## Begin Exercise data

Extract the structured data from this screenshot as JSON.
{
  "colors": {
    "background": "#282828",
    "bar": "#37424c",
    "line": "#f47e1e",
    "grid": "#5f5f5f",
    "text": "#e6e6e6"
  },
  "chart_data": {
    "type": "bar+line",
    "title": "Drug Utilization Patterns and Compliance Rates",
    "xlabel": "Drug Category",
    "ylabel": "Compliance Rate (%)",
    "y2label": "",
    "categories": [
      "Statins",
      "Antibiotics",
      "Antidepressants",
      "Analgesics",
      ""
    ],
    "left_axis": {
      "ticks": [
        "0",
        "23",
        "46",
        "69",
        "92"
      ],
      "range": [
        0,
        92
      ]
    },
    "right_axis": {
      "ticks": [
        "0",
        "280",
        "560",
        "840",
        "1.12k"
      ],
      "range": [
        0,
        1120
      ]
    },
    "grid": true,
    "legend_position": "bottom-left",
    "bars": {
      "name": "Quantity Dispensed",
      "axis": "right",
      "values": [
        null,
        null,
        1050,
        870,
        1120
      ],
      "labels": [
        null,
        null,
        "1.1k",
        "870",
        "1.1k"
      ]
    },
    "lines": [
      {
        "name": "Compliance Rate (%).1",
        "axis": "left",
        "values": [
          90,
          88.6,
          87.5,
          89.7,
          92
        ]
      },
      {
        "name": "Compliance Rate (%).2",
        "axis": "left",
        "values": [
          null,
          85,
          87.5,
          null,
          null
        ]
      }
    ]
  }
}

## End Exercise data
## Begin Exercise data

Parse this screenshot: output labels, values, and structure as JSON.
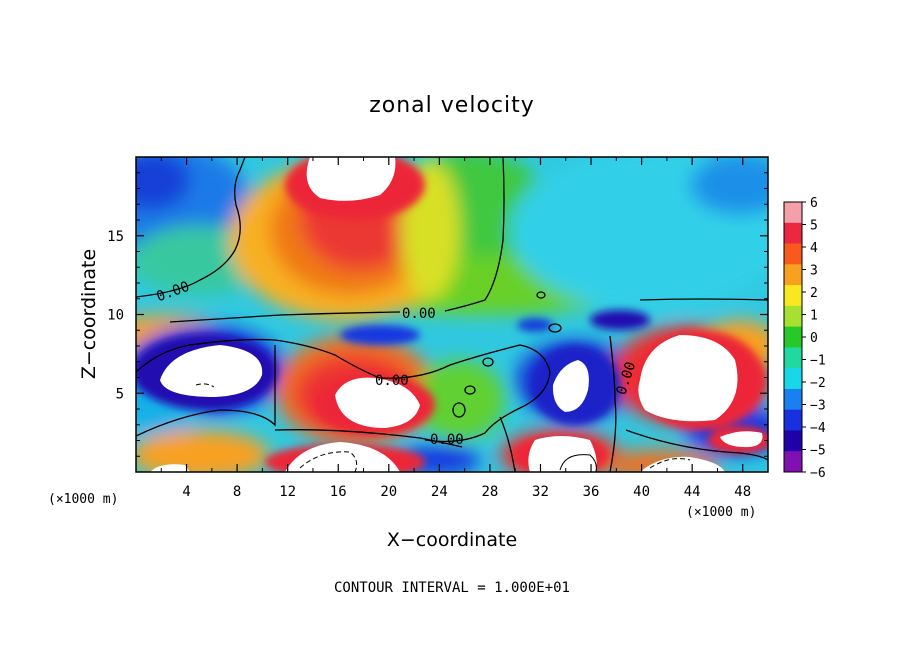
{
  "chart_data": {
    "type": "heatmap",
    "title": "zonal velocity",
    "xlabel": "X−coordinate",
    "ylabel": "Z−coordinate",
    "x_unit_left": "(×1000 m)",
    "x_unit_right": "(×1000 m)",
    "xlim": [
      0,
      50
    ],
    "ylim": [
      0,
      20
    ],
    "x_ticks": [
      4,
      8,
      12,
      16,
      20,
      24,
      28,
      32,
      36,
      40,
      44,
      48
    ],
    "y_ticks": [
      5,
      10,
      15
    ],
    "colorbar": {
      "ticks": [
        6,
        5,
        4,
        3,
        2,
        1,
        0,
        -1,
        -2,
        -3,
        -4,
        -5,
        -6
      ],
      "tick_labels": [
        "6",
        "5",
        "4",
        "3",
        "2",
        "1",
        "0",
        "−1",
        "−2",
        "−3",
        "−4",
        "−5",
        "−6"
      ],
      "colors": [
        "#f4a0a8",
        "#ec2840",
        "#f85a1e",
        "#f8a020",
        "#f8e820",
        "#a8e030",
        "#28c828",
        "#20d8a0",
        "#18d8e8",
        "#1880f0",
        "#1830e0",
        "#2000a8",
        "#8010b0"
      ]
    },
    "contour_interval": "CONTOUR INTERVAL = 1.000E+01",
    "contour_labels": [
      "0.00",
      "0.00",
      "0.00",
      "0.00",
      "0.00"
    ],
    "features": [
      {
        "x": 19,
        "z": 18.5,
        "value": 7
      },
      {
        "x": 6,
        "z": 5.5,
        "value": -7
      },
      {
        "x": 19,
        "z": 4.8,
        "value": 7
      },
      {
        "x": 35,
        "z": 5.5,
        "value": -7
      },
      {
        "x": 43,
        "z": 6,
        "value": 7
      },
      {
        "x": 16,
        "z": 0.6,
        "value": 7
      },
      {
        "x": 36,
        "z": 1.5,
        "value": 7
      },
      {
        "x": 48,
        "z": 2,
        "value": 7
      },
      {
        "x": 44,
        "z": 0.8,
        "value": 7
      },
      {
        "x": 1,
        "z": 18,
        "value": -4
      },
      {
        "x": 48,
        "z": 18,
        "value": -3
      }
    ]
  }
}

## End Exercise data

#### What is required:
Each line that contains the word "xlabel" counts toward the total; give only that total.

#### The output:
2